= Short problem =
Below is the data. Give it again, complete and exact.

++++++++++++++++++++

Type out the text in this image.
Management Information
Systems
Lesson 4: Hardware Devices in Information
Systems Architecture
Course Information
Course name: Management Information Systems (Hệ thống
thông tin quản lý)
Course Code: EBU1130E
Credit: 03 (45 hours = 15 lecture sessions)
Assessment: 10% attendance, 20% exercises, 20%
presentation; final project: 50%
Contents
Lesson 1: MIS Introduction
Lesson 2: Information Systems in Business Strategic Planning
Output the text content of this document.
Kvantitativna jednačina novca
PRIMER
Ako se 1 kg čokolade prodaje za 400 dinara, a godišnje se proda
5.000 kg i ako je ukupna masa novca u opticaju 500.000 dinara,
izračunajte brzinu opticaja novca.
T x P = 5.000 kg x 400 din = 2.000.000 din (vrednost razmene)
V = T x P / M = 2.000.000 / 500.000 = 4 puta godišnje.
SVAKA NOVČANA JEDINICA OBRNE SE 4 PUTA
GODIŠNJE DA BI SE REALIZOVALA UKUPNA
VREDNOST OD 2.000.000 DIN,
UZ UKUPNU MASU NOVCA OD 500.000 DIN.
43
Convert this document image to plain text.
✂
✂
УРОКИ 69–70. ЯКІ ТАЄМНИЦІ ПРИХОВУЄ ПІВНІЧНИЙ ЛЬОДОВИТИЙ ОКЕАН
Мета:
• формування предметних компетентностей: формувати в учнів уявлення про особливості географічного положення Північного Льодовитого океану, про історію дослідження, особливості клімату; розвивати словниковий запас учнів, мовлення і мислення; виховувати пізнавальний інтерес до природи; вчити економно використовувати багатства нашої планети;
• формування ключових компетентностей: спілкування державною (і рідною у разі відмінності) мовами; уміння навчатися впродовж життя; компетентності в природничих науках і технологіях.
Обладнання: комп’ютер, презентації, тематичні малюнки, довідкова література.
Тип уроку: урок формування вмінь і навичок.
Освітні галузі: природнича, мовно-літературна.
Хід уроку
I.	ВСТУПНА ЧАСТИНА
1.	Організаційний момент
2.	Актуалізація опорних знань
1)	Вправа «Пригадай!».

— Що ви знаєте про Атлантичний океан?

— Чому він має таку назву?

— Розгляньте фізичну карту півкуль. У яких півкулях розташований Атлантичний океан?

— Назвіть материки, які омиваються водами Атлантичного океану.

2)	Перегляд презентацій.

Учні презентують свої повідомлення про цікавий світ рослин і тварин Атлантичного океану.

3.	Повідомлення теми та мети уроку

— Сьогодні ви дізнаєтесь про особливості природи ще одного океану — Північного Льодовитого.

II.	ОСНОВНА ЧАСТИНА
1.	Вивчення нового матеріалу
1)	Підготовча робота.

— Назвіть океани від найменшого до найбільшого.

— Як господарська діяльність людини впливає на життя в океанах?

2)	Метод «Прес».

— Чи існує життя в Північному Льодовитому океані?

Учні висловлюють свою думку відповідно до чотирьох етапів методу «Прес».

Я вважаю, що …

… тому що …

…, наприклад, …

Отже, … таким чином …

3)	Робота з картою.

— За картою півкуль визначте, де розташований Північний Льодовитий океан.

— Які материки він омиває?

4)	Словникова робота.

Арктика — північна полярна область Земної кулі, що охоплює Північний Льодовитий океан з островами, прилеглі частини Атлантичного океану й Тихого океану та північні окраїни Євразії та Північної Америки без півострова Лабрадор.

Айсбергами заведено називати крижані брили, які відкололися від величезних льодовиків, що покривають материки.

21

++++++++++++++++++++

= Reply =
Type out the text in this image.
Management Information
Systems
Lesson 4: Hardware Devices in Information
Systems Architecture
Course Information
Course name: Management Information Systems (Hệ thống
thông tin quản lý)
Course Code: EBU1130E
Credit: 03 (45 hours = 15 lecture sessions)
Assessment: 10% attendance, 20% exercises, 20%
presentation; final project: 50%
Contents
Lesson 1: MIS Introduction
Lesson 2: Information Systems in Business Strategic Planning
Output the text content of this document.
Kvantitativna jednačina novca
PRIMER
Ako se 1 kg čokolade prodaje za 400 dinara, a godišnje se proda
5.000 kg i ako je ukupna masa novca u opticaju 500.000 dinara,
izračunajte brzinu opticaja novca.
T x P = 5.000 kg x 400 din = 2.000.000 din (vrednost razmene)
V = T x P / M = 2.000.000 / 500.000 = 4 puta godišnje.
SVAKA NOVČANA JEDINICA OBRNE SE 4 PUTA
GODIŠNJE DA BI SE REALIZOVALA UKUPNA
VREDNOST OD 2.000.000 DIN,
UZ UKUPNU MASU NOVCA OD 500.000 DIN.
43
Convert this document image to plain text.
✂
✂
УРОКИ 69–70. ЯКІ ТАЄМНИЦІ ПРИХОВУЄ ПІВНІЧНИЙ ЛЬОДОВИТИЙ ОКЕАН
Мета:
• формування предметних компетентностей: формувати в учнів уявлення про особливості географічного положення Північного Льодовитого океану, про історію дослідження, особливості клімату; розвивати словниковий запас учнів, мовлення і мислення; виховувати пізнавальний інтерес до природи; вчити економно використовувати багатства нашої планети;
• формування ключових компетентностей: спілкування державною (і рідною у разі відмінності) мовами; уміння навчатися впродовж життя; компетентності в природничих науках і технологіях.
Обладнання: комп’ютер, презентації, тематичні малюнки, довідкова література.
Тип уроку: урок формування вмінь і навичок.
Освітні галузі: природнича, мовно-літературна.
Хід уроку
I.	ВСТУПНА ЧАСТИНА
1.	Організаційний момент
2.	Актуалізація опорних знань
1)	Вправа «Пригадай!».

— Що ви знаєте про Атлантичний океан?

— Чому він має таку назву?

— Розгляньте фізичну карту півкуль. У яких півкулях розташований Атлантичний океан?

— Назвіть материки, які омиваються водами Атлантичного океану.

2)	Перегляд презентацій.

Учні презентують свої повідомлення про цікавий світ рослин і тварин Атлантичного океану.

3.	Повідомлення теми та мети уроку

— Сьогодні ви дізнаєтесь про особливості природи ще одного океану — Північного Льодовитого.

II.	ОСНОВНА ЧАСТИНА
1.	Вивчення нового матеріалу
1)	Підготовча робота.

— Назвіть океани від найменшого до найбільшого.

— Як господарська діяльність людини впливає на життя в океанах?

2)	Метод «Прес».

— Чи існує життя в Північному Льодовитому океані?

Учні висловлюють свою думку відповідно до чотирьох етапів методу «Прес».

Я вважаю, що …

… тому що …

…, наприклад, …

Отже, … таким чином …

3)	Робота з картою.

— За картою півкуль визначте, де розташований Північний Льодовитий океан.

— Які материки він омиває?

4)	Словникова робота.

Арктика — північна полярна область Земної кулі, що охоплює Північний Льодовитий океан з островами, прилеглі частини Атлантичного океану й Тихого океану та північні окраїни Євразії та Північної Америки без півострова Лабрадор.

Айсбергами заведено називати крижані брили, які відкололися від величезних льодовиків, що покривають материки.

21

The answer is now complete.